_EXERCISE GOAL_
In this exercise, return the whole listing exactly, excluding any images.

[Begin]

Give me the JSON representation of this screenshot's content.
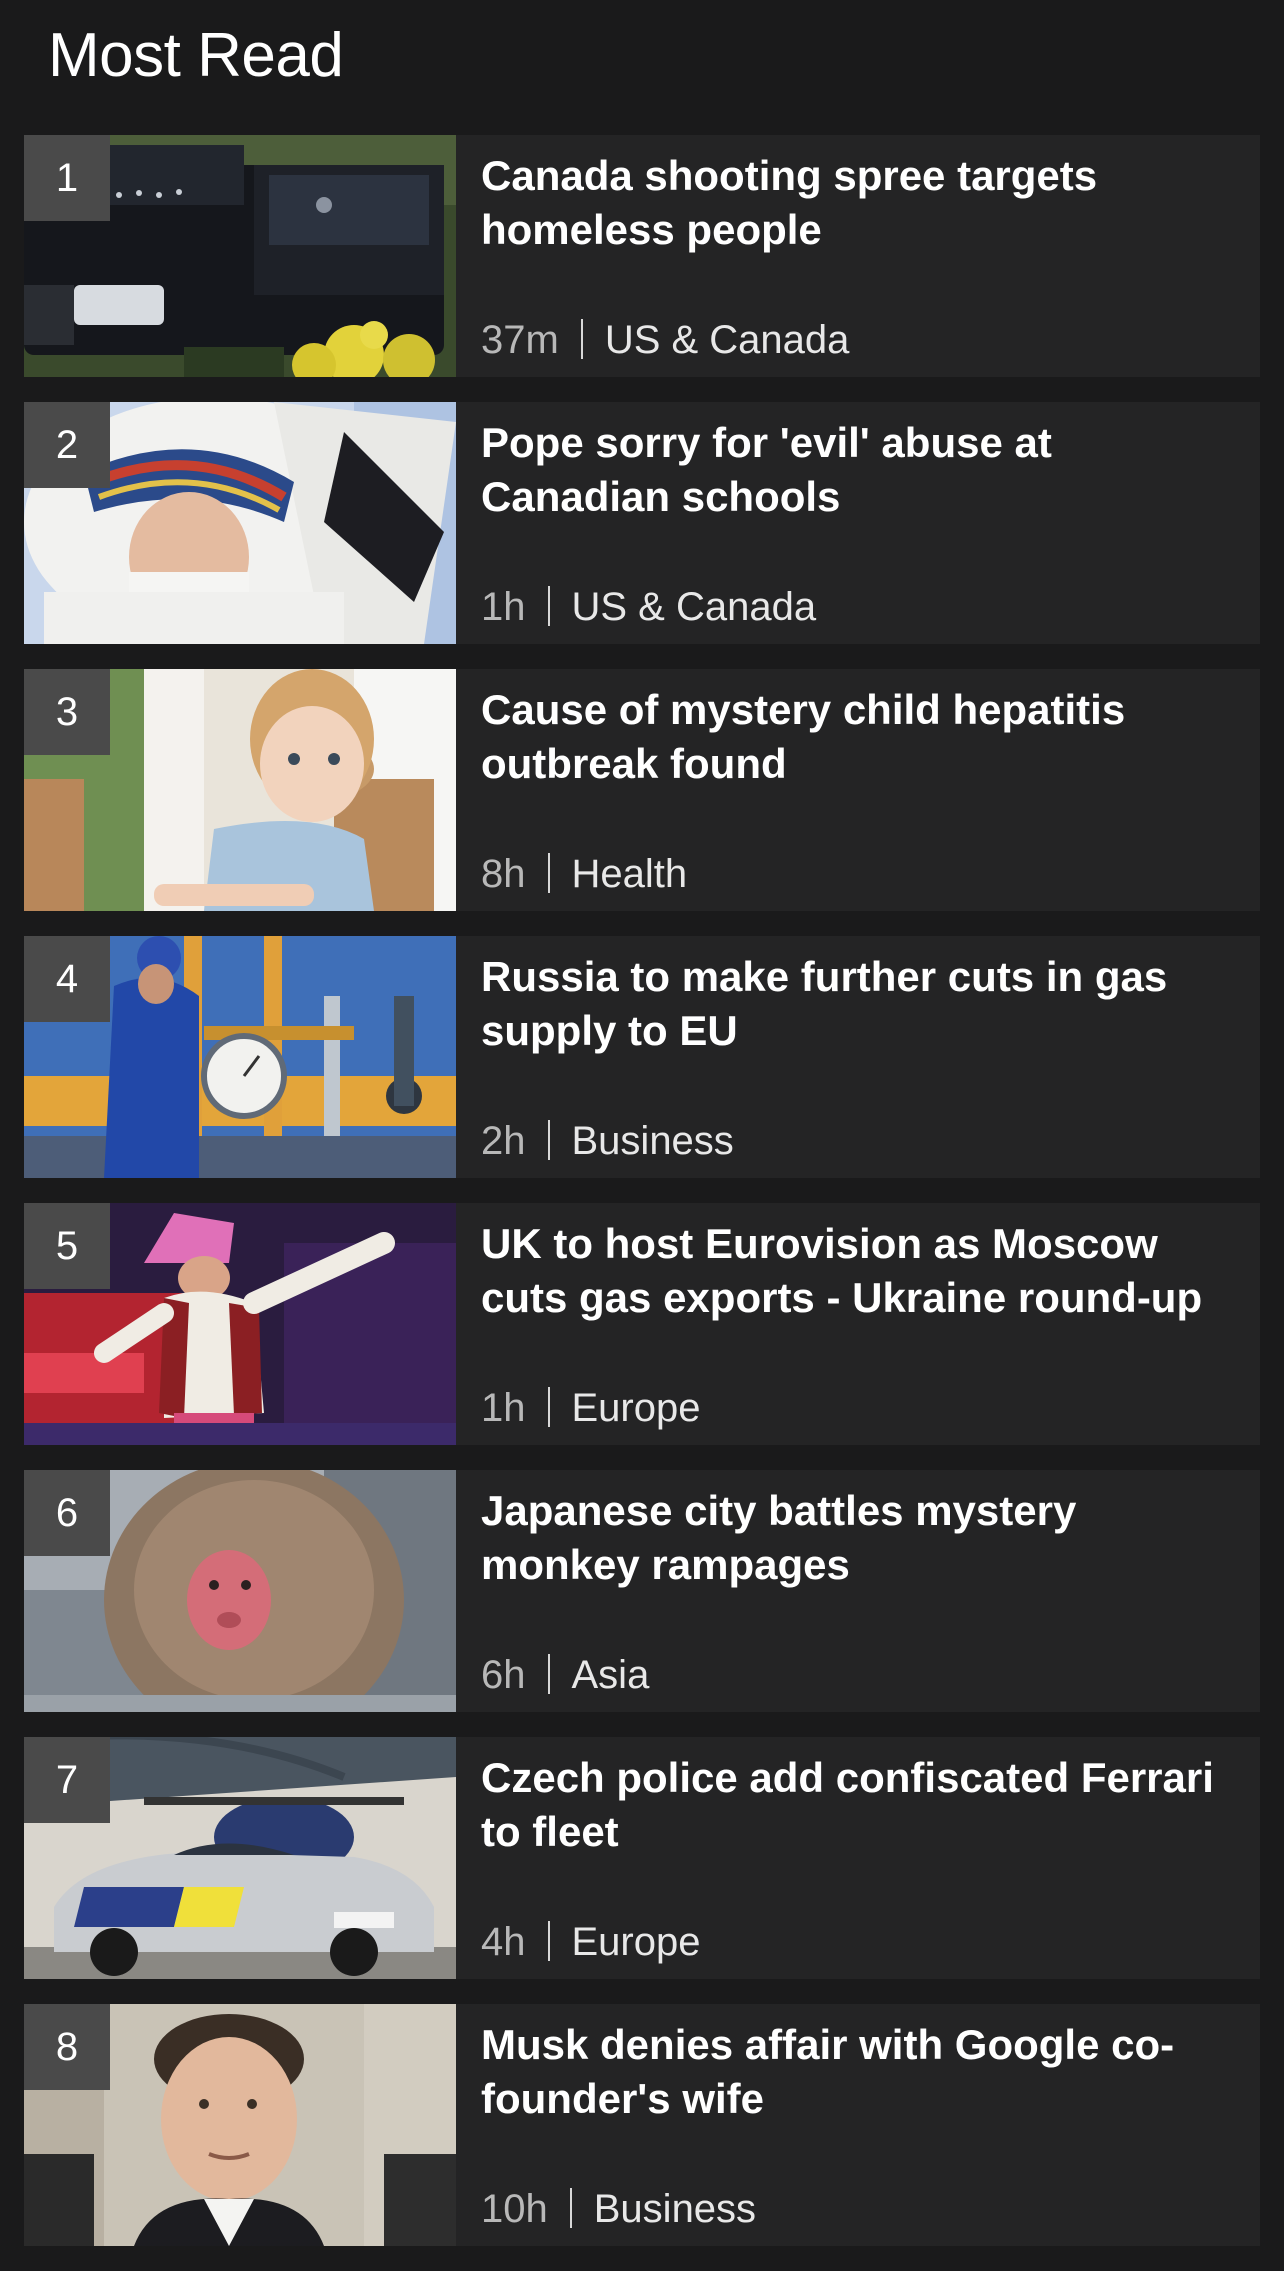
{
  "section_title": "Most Read",
  "items": [
    {
      "rank": "1",
      "headline": "Canada shooting spree targets homeless people",
      "time": "37m",
      "topic": "US & Canada",
      "image": "shot-vehicle-photo"
    },
    {
      "rank": "2",
      "headline": "Pope sorry for 'evil' abuse at Canadian schools",
      "time": "1h",
      "topic": "US & Canada",
      "image": "pope-headdress-photo"
    },
    {
      "rank": "3",
      "headline": "Cause of mystery child hepatitis outbreak found",
      "time": "8h",
      "topic": "Health",
      "image": "toddler-photo"
    },
    {
      "rank": "4",
      "headline": "Russia to make further cuts in gas supply to EU",
      "time": "2h",
      "topic": "Business",
      "image": "gas-pipeline-photo"
    },
    {
      "rank": "5",
      "headline": "UK to host Eurovision as Moscow cuts gas exports - Ukraine round-up",
      "time": "1h",
      "topic": "Europe",
      "image": "eurovision-performer-photo"
    },
    {
      "rank": "6",
      "headline": "Japanese city battles mystery monkey rampages",
      "time": "6h",
      "topic": "Asia",
      "image": "macaque-photo"
    },
    {
      "rank": "7",
      "headline": "Czech police add confiscated Ferrari to fleet",
      "time": "4h",
      "topic": "Europe",
      "image": "police-ferrari-photo"
    },
    {
      "rank": "8",
      "headline": "Musk denies affair with Google co-founder's wife",
      "time": "10h",
      "topic": "Business",
      "image": "musk-portrait-photo"
    }
  ],
  "colors": {
    "background": "#1a1a1b",
    "card": "#242425",
    "rank_badge": "#4a4a4a",
    "headline": "#ffffff",
    "meta": "#d8d8d8"
  }
}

[End]

_THE RESPONSE_
Give me the JSON representation of this screenshot's content.
{
  "section_title": "Most Read",
  "items": [
    {
      "rank": "1",
      "headline": "Canada shooting spree targets homeless people",
      "time": "37m",
      "topic": "US & Canada",
      "image": "shot-vehicle-photo"
    },
    {
      "rank": "2",
      "headline": "Pope sorry for 'evil' abuse at Canadian schools",
      "time": "1h",
      "topic": "US & Canada",
      "image": "pope-headdress-photo"
    },
    {
      "rank": "3",
      "headline": "Cause of mystery child hepatitis outbreak found",
      "time": "8h",
      "topic": "Health",
      "image": "toddler-photo"
    },
    {
      "rank": "4",
      "headline": "Russia to make further cuts in gas supply to EU",
      "time": "2h",
      "topic": "Business",
      "image": "gas-pipeline-photo"
    },
    {
      "rank": "5",
      "headline": "UK to host Eurovision as Moscow cuts gas exports - Ukraine round-up",
      "time": "1h",
      "topic": "Europe",
      "image": "eurovision-performer-photo"
    },
    {
      "rank": "6",
      "headline": "Japanese city battles mystery monkey rampages",
      "time": "6h",
      "topic": "Asia",
      "image": "macaque-photo"
    },
    {
      "rank": "7",
      "headline": "Czech police add confiscated Ferrari to fleet",
      "time": "4h",
      "topic": "Europe",
      "image": "police-ferrari-photo"
    },
    {
      "rank": "8",
      "headline": "Musk denies affair with Google co-founder's wife",
      "time": "10h",
      "topic": "Business",
      "image": "musk-portrait-photo"
    }
  ],
  "colors": {
    "background": "#1a1a1b",
    "card": "#242425",
    "rank_badge": "#4a4a4a",
    "headline": "#ffffff",
    "meta": "#d8d8d8"
  }
}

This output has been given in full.